[Data for the task]
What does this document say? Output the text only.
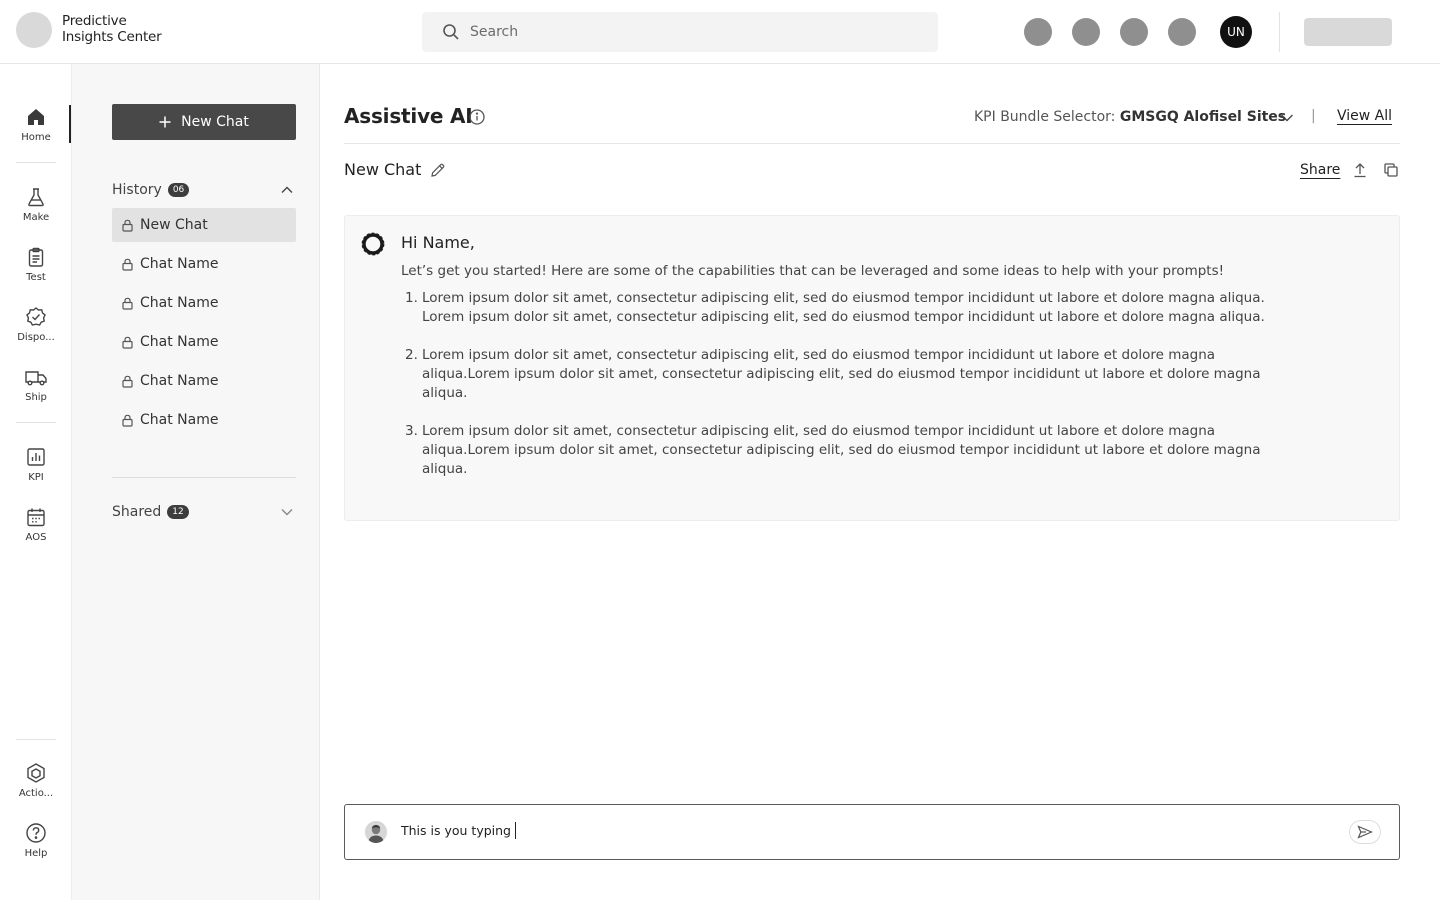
Predictive
Insights Center
Search	UN
Home
Make
Test
Dispo...
Ship
KPI
AOS
Actio...
Help
New Chat
History	06
New Chat
Chat Name
Chat Name
Chat Name
Chat Name
Chat Name
Shared	12
Assistive AI	KPI Bundle Selector: GMSGQ Alofisel Sites | View All
New Chat	Share
Hi Name,
Let’s get you started! Here are some of the capabilities that can be leveraged and some ideas to help with your prompts!
1. Lorem ipsum dolor sit amet, consectetur adipiscing elit, sed do eiusmod tempor incididunt ut labore et dolore magna aliqua. Lorem ipsum dolor sit amet, consectetur adipiscing elit, sed do eiusmod tempor incididunt ut labore et dolore magna aliqua.
2. Lorem ipsum dolor sit amet, consectetur adipiscing elit, sed do eiusmod tempor incididunt ut labore et dolore magna aliqua.Lorem ipsum dolor sit amet, consectetur adipiscing elit, sed do eiusmod tempor incididunt ut labore et dolore magna aliqua.
3. Lorem ipsum dolor sit amet, consectetur adipiscing elit, sed do eiusmod tempor incididunt ut labore et dolore magna aliqua.Lorem ipsum dolor sit amet, consectetur adipiscing elit, sed do eiusmod tempor incididunt ut labore et dolore magna aliqua.
This is you typing
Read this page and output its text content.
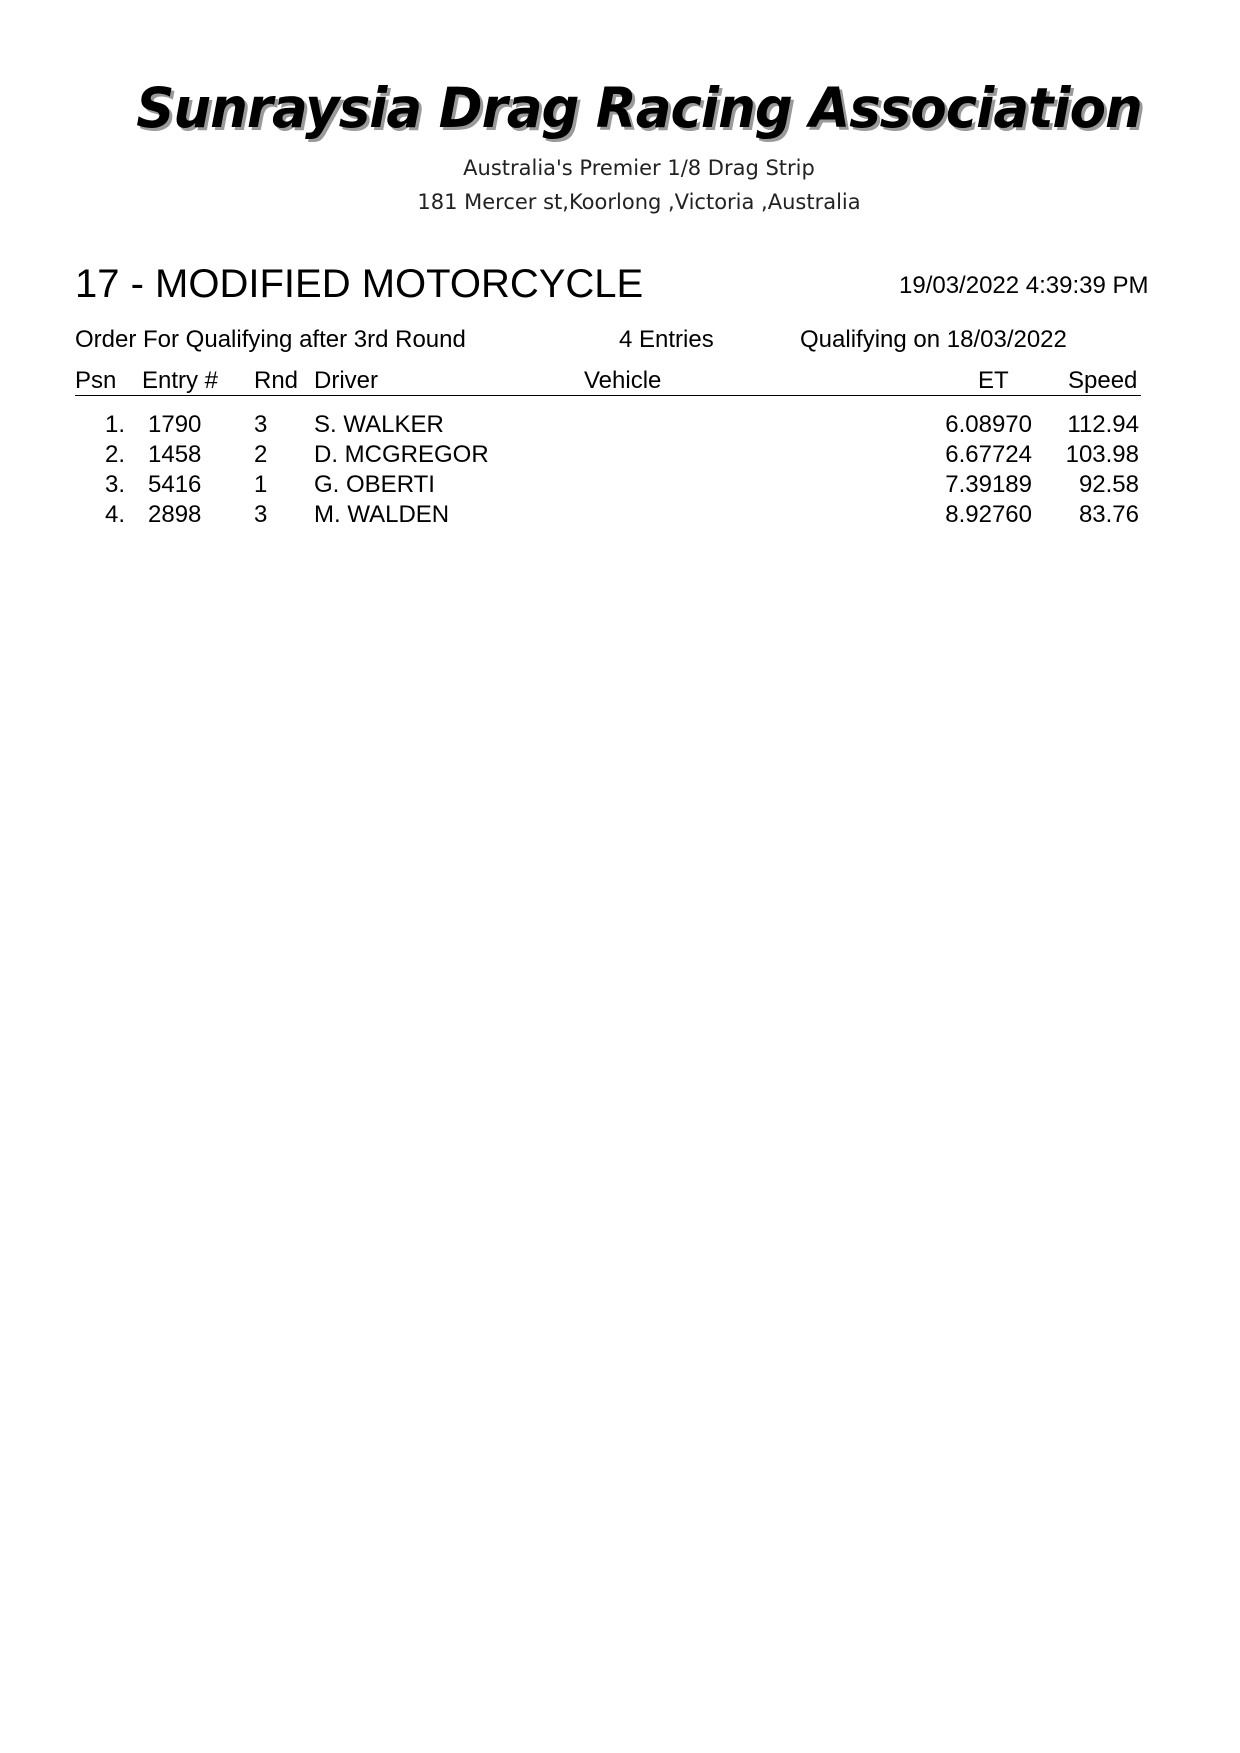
Sunraysia Drag Racing Association
Australia's Premier 1/8 Drag Strip
181 Mercer st,Koorlong ,Victoria ,Australia
17 - MODIFIED MOTORCYCLE	19/03/2022 4:39:39 PM
Order For Qualifying after 3rd Round	4 Entries	Qualifying on 18/03/2022
Psn Entry # Rnd Driver	Vehicle	ET Speed
1. 1790 3 S. WALKER	6.08970 112.94
2. 1458 2 D. MCGREGOR	6.67724 103.98
3. 5416 1 G. OBERTI	7.39189 92.58
4. 2898 3 M. WALDEN	8.92760 83.76
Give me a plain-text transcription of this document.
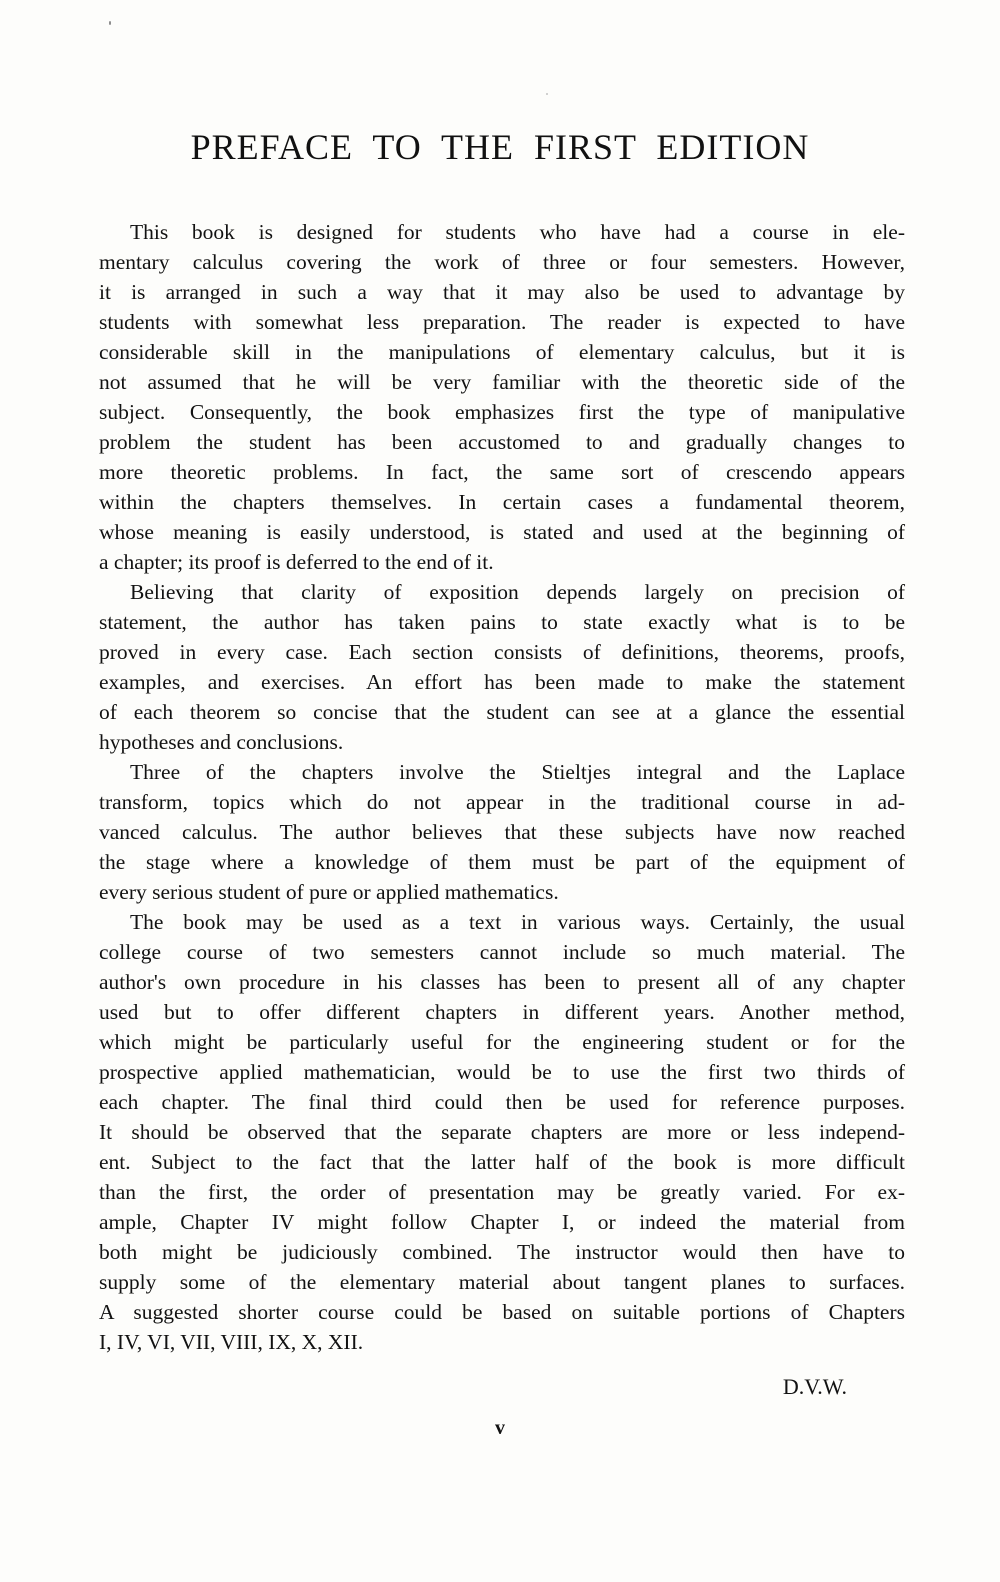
PREFACE TO THE FIRST EDITION
This book is designed for students who have had a course in ele-
mentary calculus covering the work of three or four semesters. However,
it is arranged in such a way that it may also be used to advantage by
students with somewhat less preparation. The reader is expected to have
considerable skill in the manipulations of elementary calculus, but it is
not assumed that he will be very familiar with the theoretic side of the
subject. Consequently, the book emphasizes first the type of manipulative
problem the student has been accustomed to and gradually changes to
more theoretic problems. In fact, the same sort of crescendo appears
within the chapters themselves. In certain cases a fundamental theorem,
whose meaning is easily understood, is stated and used at the beginning of
a chapter; its proof is deferred to the end of it.
Believing that clarity of exposition depends largely on precision of
statement, the author has taken pains to state exactly what is to be
proved in every case. Each section consists of definitions, theorems, proofs,
examples, and exercises. An effort has been made to make the statement
of each theorem so concise that the student can see at a glance the essential
hypotheses and conclusions.
Three of the chapters involve the Stieltjes integral and the Laplace
transform, topics which do not appear in the traditional course in ad-
vanced calculus. The author believes that these subjects have now reached
the stage where a knowledge of them must be part of the equipment of
every serious student of pure or applied mathematics.
The book may be used as a text in various ways. Certainly, the usual
college course of two semesters cannot include so much material. The
author's own procedure in his classes has been to present all of any chapter
used but to offer different chapters in different years. Another method,
which might be particularly useful for the engineering student or for the
prospective applied mathematician, would be to use the first two thirds of
each chapter. The final third could then be used for reference purposes.
It should be observed that the separate chapters are more or less independ-
ent. Subject to the fact that the latter half of the book is more difficult
than the first, the order of presentation may be greatly varied. For ex-
ample, Chapter IV might follow Chapter I, or indeed the material from
both might be judiciously combined. The instructor would then have to
supply some of the elementary material about tangent planes to surfaces.
A suggested shorter course could be based on suitable portions of Chapters
I, IV, VI, VII, VIII, IX, X, XII.
D.V.W.
v
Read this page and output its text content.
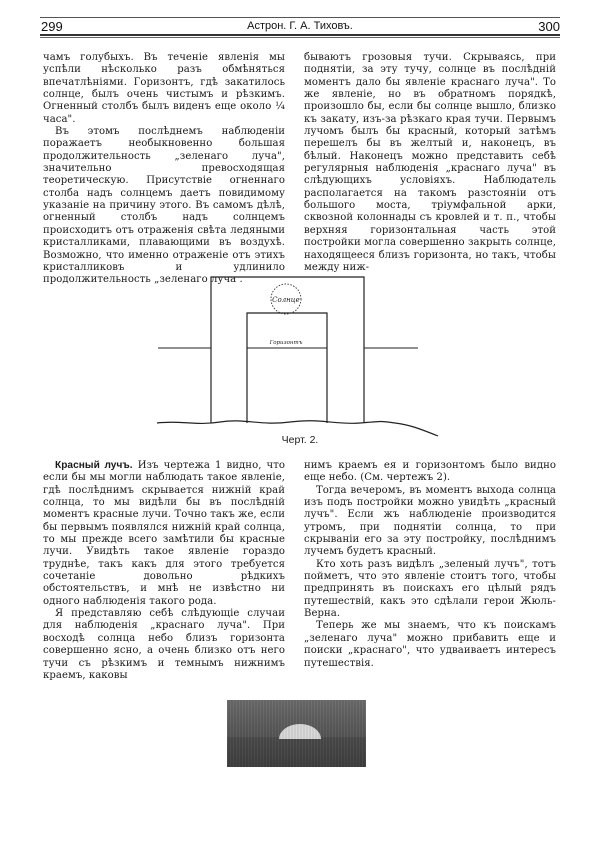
299	Астрон. Г. А. Тиховъ.	300

чамъ голубыхъ. Въ теченіе явленія мы успѣли нѣсколько разъ обмѣняться впечатлѣніями. Горизонтъ, гдѣ закатилось солнце, былъ очень чистымъ и рѣзкимъ. Огненный столбъ былъ виденъ еще около ¼ часа".

Въ этомъ послѣднемъ наблюденіи поражаетъ необыкновенно большая продолжительность „зеленаго луча", значительно превосходящая теоретическую. Присутствіе огненнаго столба надъ солнцемъ даетъ повидимому указаніе на причину этого. Въ самомъ дѣлѣ, огненный столбъ надъ солнцемъ происходитъ отъ отраженія свѣта ледяными кристалликами, плавающими въ воздухѣ. Возможно, что именно отраженіе отъ этихъ кристалликовъ и удлинило продолжительность „зеленаго луча .

бываютъ грозовыя тучи. Скрываясь, при поднятіи, за эту тучу, солнце въ послѣдній моментъ дало бы явленіе краснаго луча". То же явленіе, но въ обратномъ порядкѣ, произошло бы, если бы солнце вышло, близко къ закату, изъ-за рѣзкаго края тучи. Первымъ лучомъ былъ бы красный, который затѣмъ перешелъ бы въ желтый и, наконецъ, въ бѣлый. Наконецъ можно представить себѣ регулярныя наблюденія „краснаго луча" въ слѣдующихъ условіяхъ. Наблюдатель располагается на такомъ разстояніи отъ большого моста, тріумфальной арки, сквозной колоннады съ кровлей и т. п., чтобы верхняя горизонтальная часть этой постройки могла совершенно закрыть солнце, находящееся близъ горизонта, но такъ, чтобы между ниж-

Солнце
Горизонтъ
Черт. 2.

Красный лучъ. Изъ чертежа 1 видно, что если бы мы могли наблюдать такое явленіе, гдѣ послѣднимъ скрывается нижній край солнца, то мы видѣли бы въ послѣдній моментъ красные лучи. Точно такъ же, если бы первымъ появлялся нижній край солнца, то мы прежде всего замѣтили бы красные лучи. Увидѣть такое явленіе гораздо труднѣе, такъ какъ для этого требуется сочетаніе довольно рѣдкихъ обстоятельствъ, и мнѣ не извѣстно ни одного наблюденія такого рода.

Я представляю себѣ слѣдующіе случаи для наблюденія „краснаго луча". При восходѣ солнца небо близъ горизонта совершенно ясно, а очень близко отъ него тучи съ рѣзкимъ и темнымъ нижнимъ краемъ, каковы

нимъ краемъ ея и горизонтомъ было видно еще небо. (См. чертежъ 2).

Тогда вечеромъ, въ моментъ выхода солнца изъ подъ постройки можно увидѣть „красный лучъ". Если жъ наблюденіе производится утромъ, при поднятіи солнца, то при скрываніи его за эту постройку, послѣднимъ лучемъ будетъ красный.

Кто хоть разъ видѣлъ „зеленый лучъ", тотъ пойметъ, что это явленіе стоитъ того, чтобы предпринять въ поискахъ его цѣлый рядъ путешествій, какъ это сдѣлали герои Жюль-Верна.

Теперь же мы знаемъ, что къ поискамъ „зеленаго луча" можно прибавить еще и поиски „краснаго", что удваиваетъ интересъ путешествія.
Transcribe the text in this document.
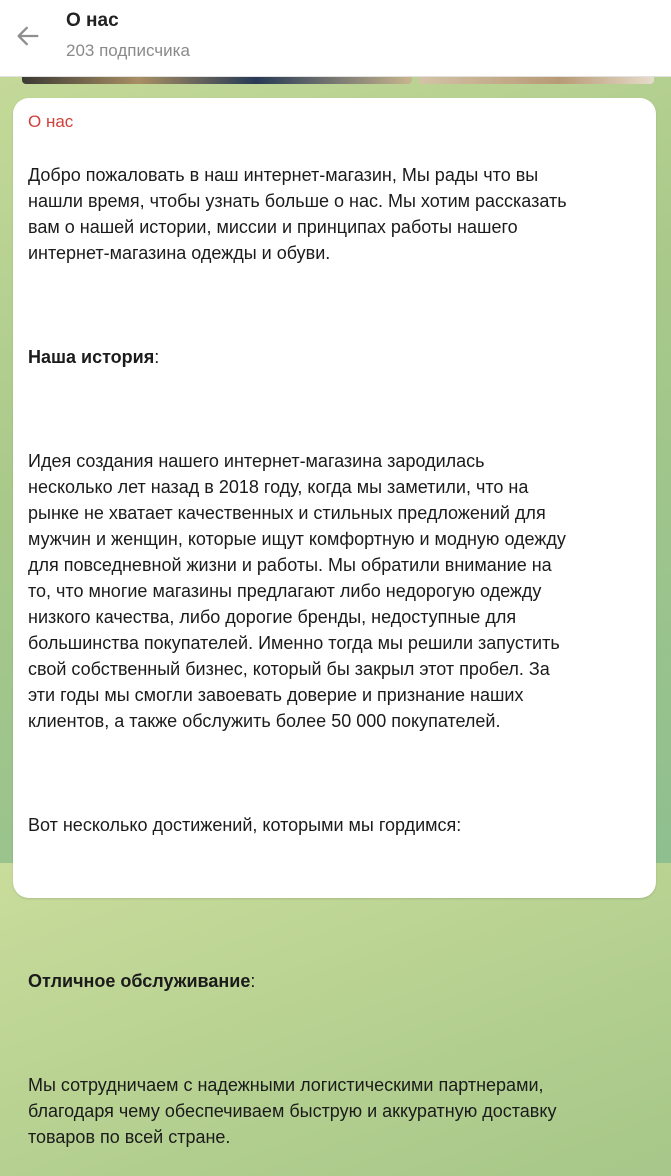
О нас
203 подписчика
О нас

Добро пожаловать в наш интернет-магазин, Мы рады что вы
нашли время, чтобы узнать больше о нас. Мы хотим рассказать
вам о нашей истории, миссии и принципах работы нашего
интернет-магазина одежды и обуви.

Наша история:

Идея создания нашего интернет-магазина зародилась
несколько лет назад в 2018 году, когда мы заметили, что на
рынке не хватает качественных и стильных предложений для
мужчин и женщин, которые ищут комфортную и модную одежду
для повседневной жизни и работы. Мы обратили внимание на
то, что многие магазины предлагают либо недорогую одежду
низкого качества, либо дорогие бренды, недоступные для
большинства покупателей. Именно тогда мы решили запустить
свой собственный бизнес, который бы закрыл этот пробел. За
эти годы мы смогли завоевать доверие и признание наших
клиентов, а также обслужить более 50 000 покупателей.

Вот несколько достижений, которыми мы гордимся:

Отличное обслуживание:

Мы сотрудничаем с надежными логистическими партнерами,
благодаря чему обеспечиваем быструю и аккуратную доставку
товаров по всей стране.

[Goal]
Write out exactly, and nothing more than, the lines of the entries above from the line containing "Transcribe the text in this document." through the final line; omit any pictures.

[The answer]
Transcribe the text in this document.
О нас
203 подписчика
О нас

Добро пожаловать в наш интернет-магазин, Мы рады что вы
нашли время, чтобы узнать больше о нас. Мы хотим рассказать
вам о нашей истории, миссии и принципах работы нашего
интернет-магазина одежды и обуви.

Наша история:

Идея создания нашего интернет-магазина зародилась
несколько лет назад в 2018 году, когда мы заметили, что на
рынке не хватает качественных и стильных предложений для
мужчин и женщин, которые ищут комфортную и модную одежду
для повседневной жизни и работы. Мы обратили внимание на
то, что многие магазины предлагают либо недорогую одежду
низкого качества, либо дорогие бренды, недоступные для
большинства покупателей. Именно тогда мы решили запустить
свой собственный бизнес, который бы закрыл этот пробел. За
эти годы мы смогли завоевать доверие и признание наших
клиентов, а также обслужить более 50 000 покупателей.

Вот несколько достижений, которыми мы гордимся:

Отличное обслуживание:

Мы сотрудничаем с надежными логистическими партнерами,
благодаря чему обеспечиваем быструю и аккуратную доставку
товаров по всей стране.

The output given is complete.